Stored rows.
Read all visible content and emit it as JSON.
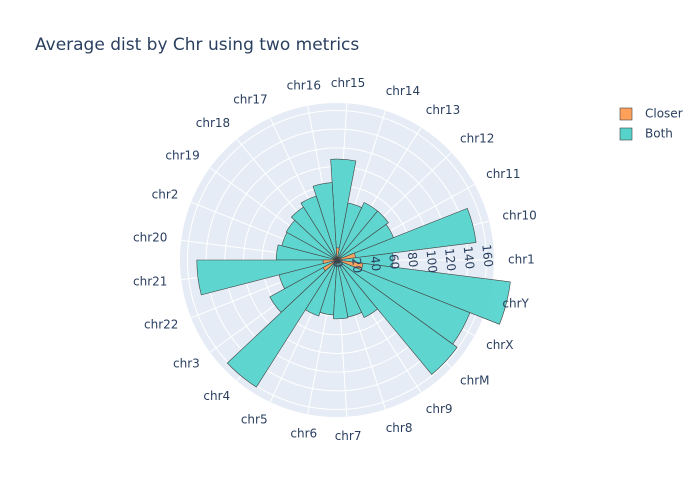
{
  "chart_data": {
    "type": "barpolar",
    "title": "Average dist by Chr using two metrics",
    "categories": [
      "chr1",
      "chr10",
      "chr11",
      "chr12",
      "chr13",
      "chr14",
      "chr15",
      "chr16",
      "chr17",
      "chr18",
      "chr19",
      "chr2",
      "chr20",
      "chr21",
      "chr22",
      "chr3",
      "chr4",
      "chr5",
      "chr6",
      "chr7",
      "chr8",
      "chr9",
      "chrM",
      "chrX",
      "chrY"
    ],
    "series": [
      {
        "name": "Closer",
        "color": "#ffa15a",
        "values": [
          0,
          20,
          5,
          3,
          3,
          2,
          13,
          3,
          2,
          2,
          2,
          4,
          5,
          15,
          4,
          17,
          6,
          3,
          4,
          3,
          2,
          3,
          4,
          3,
          28
        ]
      },
      {
        "name": "Both",
        "color": "#56d4cc",
        "values": [
          60,
          130,
          60,
          65,
          65,
          60,
          95,
          80,
          70,
          65,
          60,
          57,
          60,
          135,
          60,
          65,
          155,
          60,
          55,
          60,
          60,
          65,
          155,
          150,
          159
        ]
      }
    ],
    "radial_ticks": [
      "0",
      "20",
      "40",
      "60",
      "80",
      "100",
      "120",
      "140",
      "160"
    ],
    "radial_range": [
      0,
      168
    ],
    "angular_direction": "counterclockwise",
    "rotation_deg": 0,
    "legend_position": "top-right",
    "grid": true
  }
}
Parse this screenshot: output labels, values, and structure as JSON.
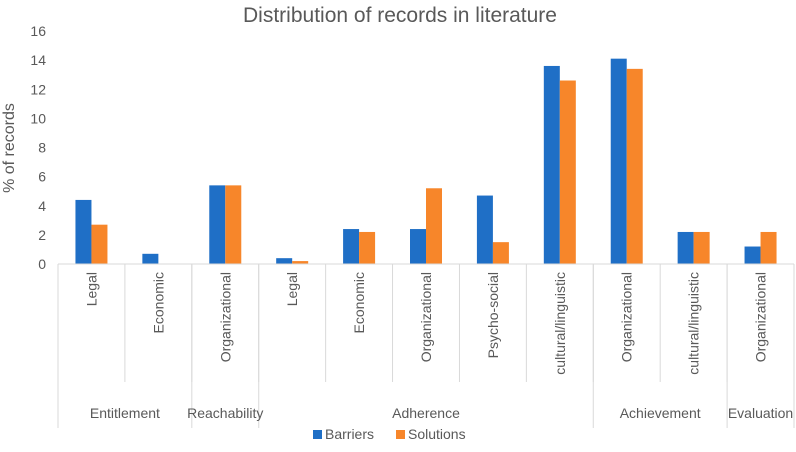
{
  "chart_data": {
    "type": "bar",
    "title": "Distribution of records in literature",
    "ylabel": "% of records",
    "xlabel": "",
    "ylim": [
      0,
      16
    ],
    "yticks": [
      0,
      2,
      4,
      6,
      8,
      10,
      12,
      14,
      16
    ],
    "grid": false,
    "legend": "bottom",
    "categories": [
      "Legal",
      "Economic",
      "Organizational",
      "Legal",
      "Economic",
      "Organizational",
      "Psycho-social",
      "cultural/linguistic",
      "Organizational",
      "cultural/linguistic",
      "Organizational"
    ],
    "groups": [
      {
        "label": "Entitlement",
        "count": 2
      },
      {
        "label": "Reachability",
        "count": 1
      },
      {
        "label": "Adherence",
        "count": 5
      },
      {
        "label": "Achievement",
        "count": 2
      },
      {
        "label": "Evaluation",
        "count": 1
      }
    ],
    "series": [
      {
        "name": "Barriers",
        "color": "#1f6fc6",
        "values": [
          4.4,
          0.7,
          5.4,
          0.4,
          2.4,
          2.4,
          4.7,
          13.6,
          14.1,
          2.2,
          1.2
        ]
      },
      {
        "name": "Solutions",
        "color": "#f7862a",
        "values": [
          2.7,
          0,
          5.4,
          0.2,
          2.2,
          5.2,
          1.5,
          12.6,
          13.4,
          2.2,
          2.2
        ]
      }
    ]
  }
}
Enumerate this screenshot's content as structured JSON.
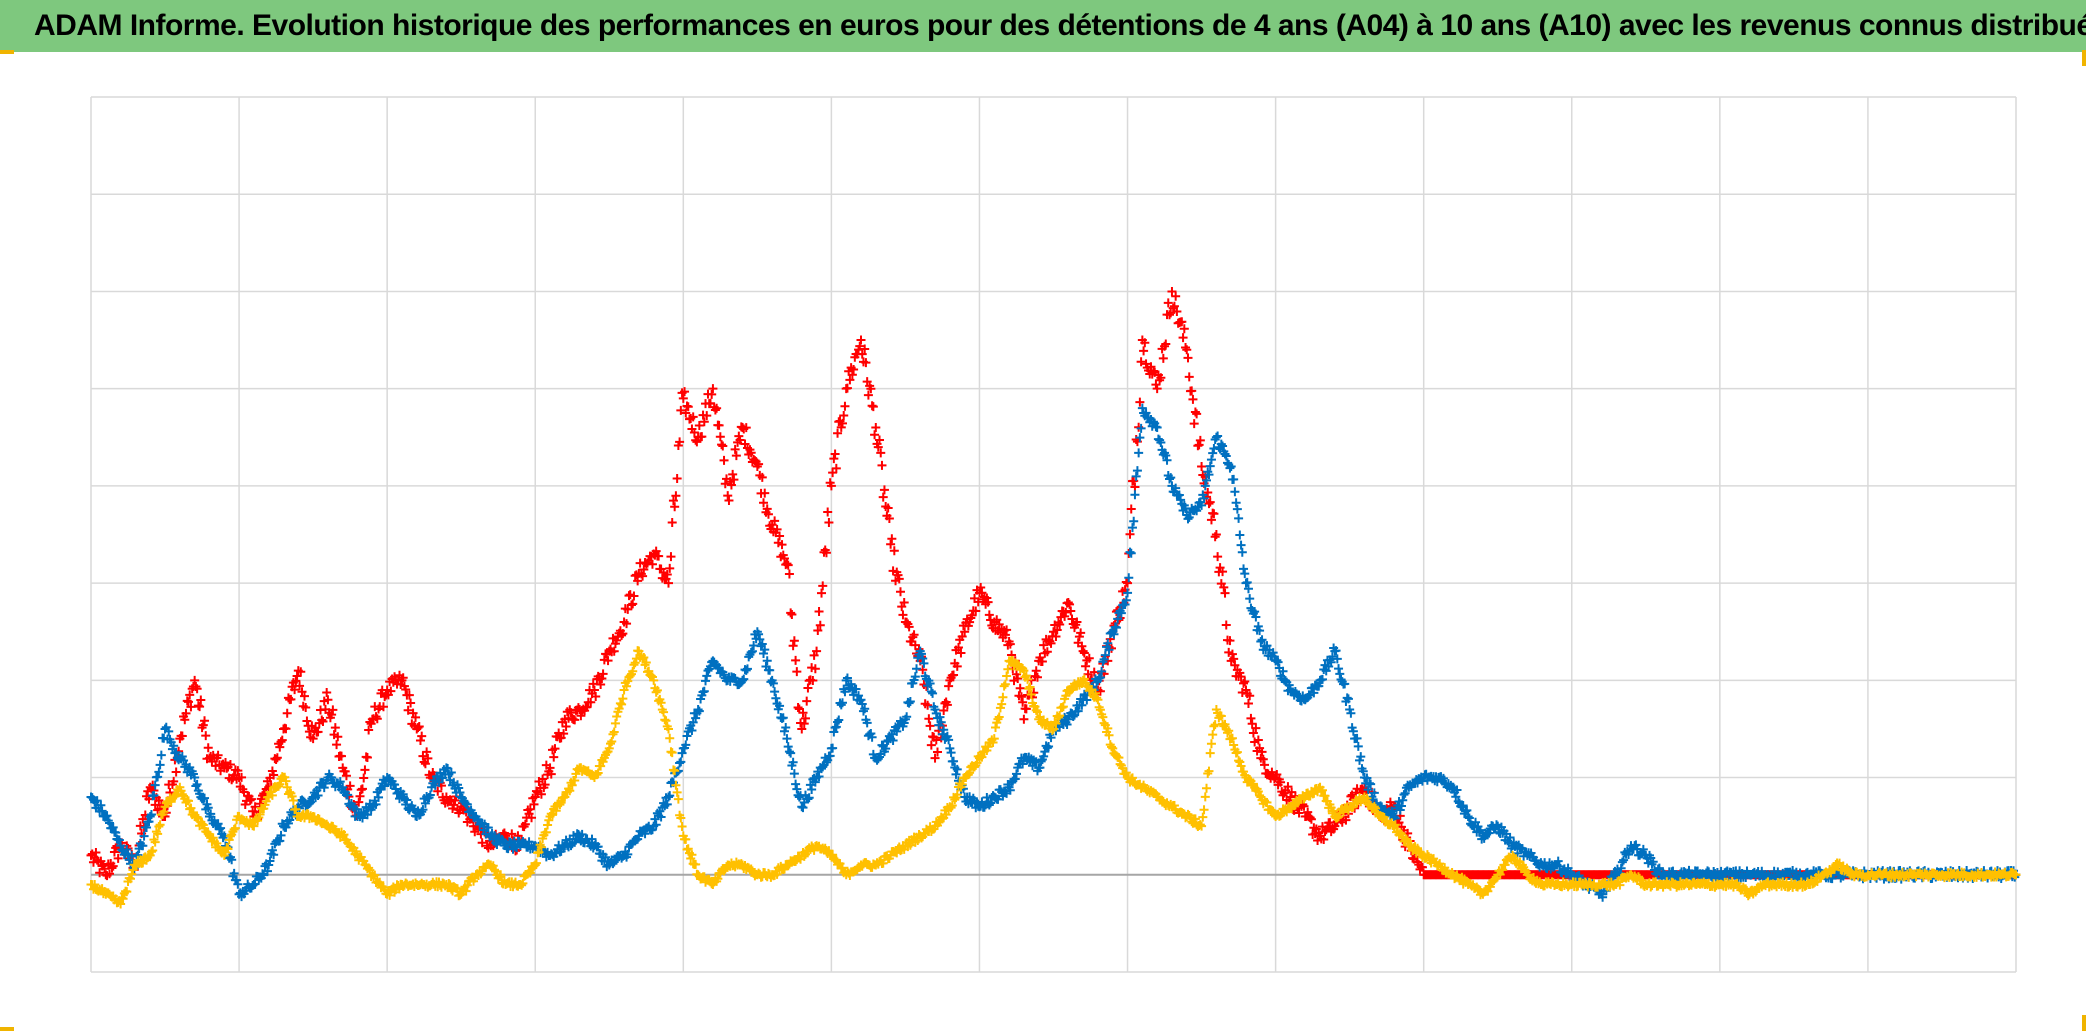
{
  "header": {
    "title": "ADAM Informe. Evolution historique des performances en euros pour des détentions de 4 ans (A04) à 10 ans (A10) avec les revenus connus distribués"
  },
  "colors": {
    "title_bg": "#7ec87e",
    "corner_marks": "#f0b400",
    "grid": "#d9d9d9",
    "zero_line": "#a6a6a6"
  },
  "chart_data": {
    "type": "scatter",
    "marker": "plus",
    "title": "",
    "xlabel": "",
    "ylabel": "",
    "xlim": [
      0,
      13
    ],
    "ylim": [
      -1,
      8
    ],
    "x_gridlines": 13,
    "y_gridlines": 9,
    "grid": true,
    "legend": "none",
    "series": [
      {
        "color": "#ff0000",
        "x": [
          0.0,
          0.1,
          0.2,
          0.3,
          0.4,
          0.5,
          0.6,
          0.7,
          0.8,
          0.9,
          1.0,
          1.1,
          1.2,
          1.3,
          1.4,
          1.5,
          1.6,
          1.7,
          1.8,
          1.9,
          2.0,
          2.1,
          2.2,
          2.3,
          2.4,
          2.5,
          2.6,
          2.7,
          2.8,
          2.9,
          3.0,
          3.1,
          3.2,
          3.3,
          3.4,
          3.5,
          3.6,
          3.7,
          3.8,
          3.9,
          4.0,
          4.1,
          4.2,
          4.3,
          4.4,
          4.5,
          4.6,
          4.7,
          4.8,
          4.9,
          5.0,
          5.1,
          5.2,
          5.3,
          5.4,
          5.5,
          5.6,
          5.7,
          5.8,
          5.9,
          6.0,
          6.1,
          6.2,
          6.3,
          6.4,
          6.5,
          6.6,
          6.7,
          6.8,
          6.9,
          7.0,
          7.1,
          7.2,
          7.3,
          7.4,
          7.5,
          7.6,
          7.7,
          7.8,
          7.9,
          8.0,
          8.1,
          8.2,
          8.3,
          8.4,
          8.5,
          8.6,
          8.7,
          8.8,
          8.9,
          9.0,
          9.1,
          9.2,
          9.3,
          9.4,
          9.5,
          9.6,
          9.7,
          9.8,
          9.9,
          10.0,
          10.5,
          11.0,
          11.5,
          12.0,
          12.5,
          13.0
        ],
        "y": [
          0.2,
          0.0,
          0.3,
          0.1,
          0.9,
          0.6,
          1.4,
          2.0,
          1.2,
          1.1,
          1.0,
          0.6,
          0.9,
          1.5,
          2.1,
          1.4,
          1.8,
          1.1,
          0.6,
          1.6,
          1.9,
          2.0,
          1.5,
          1.0,
          0.8,
          0.7,
          0.5,
          0.3,
          0.4,
          0.3,
          0.8,
          1.1,
          1.6,
          1.7,
          1.9,
          2.3,
          2.6,
          3.1,
          3.3,
          3.0,
          4.9,
          4.5,
          5.0,
          3.9,
          4.6,
          4.2,
          3.6,
          3.2,
          1.5,
          2.3,
          4.0,
          5.0,
          5.5,
          4.6,
          3.4,
          2.6,
          2.2,
          1.2,
          2.0,
          2.5,
          2.9,
          2.6,
          2.4,
          1.6,
          2.2,
          2.5,
          2.8,
          2.3,
          1.9,
          2.5,
          3.0,
          5.5,
          5.0,
          6.0,
          5.4,
          4.2,
          3.5,
          2.2,
          1.9,
          1.2,
          1.0,
          0.8,
          0.6,
          0.4,
          0.5,
          0.7,
          0.9,
          0.6,
          0.7,
          0.3,
          0.0,
          0.0,
          0.0,
          0.0,
          0.0,
          0.0,
          0.0,
          0.0,
          0.0,
          0.0,
          0.0,
          0.0,
          0.0,
          0.0,
          0.0,
          0.0,
          0.0
        ]
      },
      {
        "color": "#0070c0",
        "x": [
          0.0,
          0.1,
          0.2,
          0.3,
          0.4,
          0.5,
          0.6,
          0.7,
          0.8,
          0.9,
          1.0,
          1.1,
          1.2,
          1.3,
          1.4,
          1.5,
          1.6,
          1.7,
          1.8,
          1.9,
          2.0,
          2.1,
          2.2,
          2.3,
          2.4,
          2.5,
          2.6,
          2.7,
          2.8,
          2.9,
          3.0,
          3.1,
          3.2,
          3.3,
          3.4,
          3.5,
          3.6,
          3.7,
          3.8,
          3.9,
          4.0,
          4.1,
          4.2,
          4.3,
          4.4,
          4.5,
          4.6,
          4.7,
          4.8,
          4.9,
          5.0,
          5.1,
          5.2,
          5.3,
          5.4,
          5.5,
          5.6,
          5.7,
          5.8,
          5.9,
          6.0,
          6.1,
          6.2,
          6.3,
          6.4,
          6.5,
          6.6,
          6.7,
          6.8,
          6.9,
          7.0,
          7.1,
          7.2,
          7.3,
          7.4,
          7.5,
          7.6,
          7.7,
          7.8,
          7.9,
          8.0,
          8.1,
          8.2,
          8.3,
          8.4,
          8.5,
          8.6,
          8.7,
          8.8,
          8.9,
          9.0,
          9.1,
          9.2,
          9.3,
          9.4,
          9.5,
          9.6,
          9.7,
          9.8,
          9.9,
          10.0,
          10.1,
          10.2,
          10.3,
          10.4,
          10.5,
          10.6,
          10.7,
          10.8,
          10.9,
          11.0,
          11.2,
          11.4,
          11.6,
          11.8,
          12.0,
          12.2,
          12.4,
          12.6,
          12.8,
          13.0
        ],
        "y": [
          0.8,
          0.6,
          0.3,
          0.1,
          0.6,
          1.5,
          1.2,
          1.0,
          0.6,
          0.4,
          -0.2,
          -0.1,
          0.1,
          0.5,
          0.7,
          0.8,
          1.0,
          0.9,
          0.6,
          0.7,
          1.0,
          0.8,
          0.6,
          0.9,
          1.1,
          0.8,
          0.6,
          0.4,
          0.3,
          0.3,
          0.3,
          0.2,
          0.3,
          0.4,
          0.3,
          0.1,
          0.2,
          0.4,
          0.5,
          0.8,
          1.3,
          1.7,
          2.2,
          2.0,
          2.0,
          2.5,
          2.0,
          1.4,
          0.7,
          1.0,
          1.3,
          2.0,
          1.8,
          1.2,
          1.4,
          1.6,
          2.3,
          1.7,
          1.3,
          0.8,
          0.7,
          0.8,
          0.9,
          1.2,
          1.1,
          1.5,
          1.6,
          1.8,
          2.0,
          2.5,
          2.9,
          4.8,
          4.6,
          4.0,
          3.7,
          3.8,
          4.5,
          4.2,
          3.0,
          2.4,
          2.2,
          1.9,
          1.8,
          2.0,
          2.3,
          1.7,
          1.0,
          0.7,
          0.6,
          0.9,
          1.0,
          1.0,
          0.9,
          0.6,
          0.4,
          0.5,
          0.3,
          0.2,
          0.1,
          0.1,
          0.0,
          -0.1,
          -0.2,
          0.0,
          0.3,
          0.2,
          0.0,
          0.0,
          0.0,
          0.0,
          0.0,
          0.0,
          0.0,
          0.0,
          0.0,
          0.0,
          0.0,
          0.0,
          0.0,
          0.0,
          0.0
        ]
      },
      {
        "color": "#ffc000",
        "x": [
          0.0,
          0.1,
          0.2,
          0.3,
          0.4,
          0.5,
          0.6,
          0.7,
          0.8,
          0.9,
          1.0,
          1.1,
          1.2,
          1.3,
          1.4,
          1.5,
          1.6,
          1.7,
          1.8,
          1.9,
          2.0,
          2.1,
          2.2,
          2.3,
          2.4,
          2.5,
          2.6,
          2.7,
          2.8,
          2.9,
          3.0,
          3.1,
          3.2,
          3.3,
          3.4,
          3.5,
          3.6,
          3.7,
          3.8,
          3.9,
          4.0,
          4.1,
          4.2,
          4.3,
          4.4,
          4.5,
          4.6,
          4.7,
          4.8,
          4.9,
          5.0,
          5.1,
          5.2,
          5.3,
          5.4,
          5.5,
          5.6,
          5.7,
          5.8,
          5.9,
          6.0,
          6.1,
          6.2,
          6.3,
          6.4,
          6.5,
          6.6,
          6.7,
          6.8,
          6.9,
          7.0,
          7.1,
          7.2,
          7.3,
          7.4,
          7.5,
          7.6,
          7.7,
          7.8,
          7.9,
          8.0,
          8.1,
          8.2,
          8.3,
          8.4,
          8.5,
          8.6,
          8.7,
          8.8,
          8.9,
          9.0,
          9.1,
          9.2,
          9.3,
          9.4,
          9.5,
          9.6,
          9.7,
          9.8,
          9.9,
          10.0,
          10.1,
          10.2,
          10.3,
          10.4,
          10.5,
          10.6,
          10.7,
          10.8,
          10.9,
          11.0,
          11.1,
          11.2,
          11.3,
          11.4,
          11.5,
          11.6,
          11.7,
          11.8,
          11.9,
          12.0,
          12.1,
          12.2,
          12.3,
          12.4,
          12.5,
          12.6,
          12.7,
          12.8,
          12.9,
          13.0
        ],
        "y": [
          -0.1,
          -0.2,
          -0.3,
          0.1,
          0.2,
          0.7,
          0.9,
          0.6,
          0.4,
          0.2,
          0.6,
          0.5,
          0.8,
          1.0,
          0.6,
          0.6,
          0.5,
          0.4,
          0.2,
          0.0,
          -0.2,
          -0.1,
          -0.1,
          -0.1,
          -0.1,
          -0.2,
          0.0,
          0.1,
          -0.1,
          -0.1,
          0.1,
          0.6,
          0.8,
          1.1,
          1.0,
          1.3,
          1.9,
          2.3,
          2.0,
          1.5,
          0.4,
          0.0,
          -0.1,
          0.1,
          0.1,
          0.0,
          0.0,
          0.1,
          0.2,
          0.3,
          0.2,
          0.0,
          0.1,
          0.1,
          0.2,
          0.3,
          0.4,
          0.5,
          0.7,
          1.0,
          1.2,
          1.4,
          2.2,
          2.1,
          1.6,
          1.5,
          1.9,
          2.0,
          1.8,
          1.3,
          1.0,
          0.9,
          0.8,
          0.7,
          0.6,
          0.5,
          1.7,
          1.4,
          1.0,
          0.8,
          0.6,
          0.7,
          0.8,
          0.9,
          0.6,
          0.7,
          0.8,
          0.6,
          0.5,
          0.3,
          0.2,
          0.1,
          0.0,
          -0.1,
          -0.2,
          0.0,
          0.2,
          0.0,
          -0.1,
          -0.1,
          -0.1,
          -0.1,
          -0.1,
          -0.1,
          0.0,
          -0.1,
          -0.1,
          -0.1,
          -0.1,
          -0.1,
          -0.1,
          -0.1,
          -0.2,
          -0.1,
          -0.1,
          -0.1,
          -0.1,
          0.0,
          0.1,
          0.0,
          0.0,
          0.0,
          0.0,
          0.0,
          0.0,
          0.0,
          0.0,
          0.0,
          0.0,
          0.0,
          0.0
        ]
      }
    ]
  }
}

Required work.
Among the records above, how many lines carry the string "this"? Reply with the number alone.

Response.
2